SUPPLIED INFORMATION:

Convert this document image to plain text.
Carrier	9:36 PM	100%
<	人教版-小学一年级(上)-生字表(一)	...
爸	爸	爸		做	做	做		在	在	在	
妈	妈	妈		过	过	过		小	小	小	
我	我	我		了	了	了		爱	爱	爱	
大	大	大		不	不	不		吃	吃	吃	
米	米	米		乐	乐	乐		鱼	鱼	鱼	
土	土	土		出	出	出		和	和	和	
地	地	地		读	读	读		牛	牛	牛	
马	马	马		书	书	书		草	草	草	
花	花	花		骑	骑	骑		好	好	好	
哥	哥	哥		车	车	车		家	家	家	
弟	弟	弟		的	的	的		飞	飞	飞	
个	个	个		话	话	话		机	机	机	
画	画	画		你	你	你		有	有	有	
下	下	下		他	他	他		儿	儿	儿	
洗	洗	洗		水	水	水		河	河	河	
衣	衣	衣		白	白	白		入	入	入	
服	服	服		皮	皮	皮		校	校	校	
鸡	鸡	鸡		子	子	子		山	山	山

WHAT YOU ARE ASKED TO DO: Output the whole listing above again, word for word.

WRITTEN RESPONSE:
Convert this document image to plain text.
Carrier	9:36 PM	100%
<	人教版-小学一年级(上)-生字表(一)	...
爸	爸	爸		做	做	做		在	在	在	
妈	妈	妈		过	过	过		小	小	小	
我	我	我		了	了	了		爱	爱	爱	
大	大	大		不	不	不		吃	吃	吃	
米	米	米		乐	乐	乐		鱼	鱼	鱼	
土	土	土		出	出	出		和	和	和	
地	地	地		读	读	读		牛	牛	牛	
马	马	马		书	书	书		草	草	草	
花	花	花		骑	骑	骑		好	好	好	
哥	哥	哥		车	车	车		家	家	家	
弟	弟	弟		的	的	的		飞	飞	飞	
个	个	个		话	话	话		机	机	机	
画	画	画		你	你	你		有	有	有	
下	下	下		他	他	他		儿	儿	儿	
洗	洗	洗		水	水	水		河	河	河	
衣	衣	衣		白	白	白		入	入	入	
服	服	服		皮	皮	皮		校	校	校	
鸡	鸡	鸡		子	子	子		山	山	山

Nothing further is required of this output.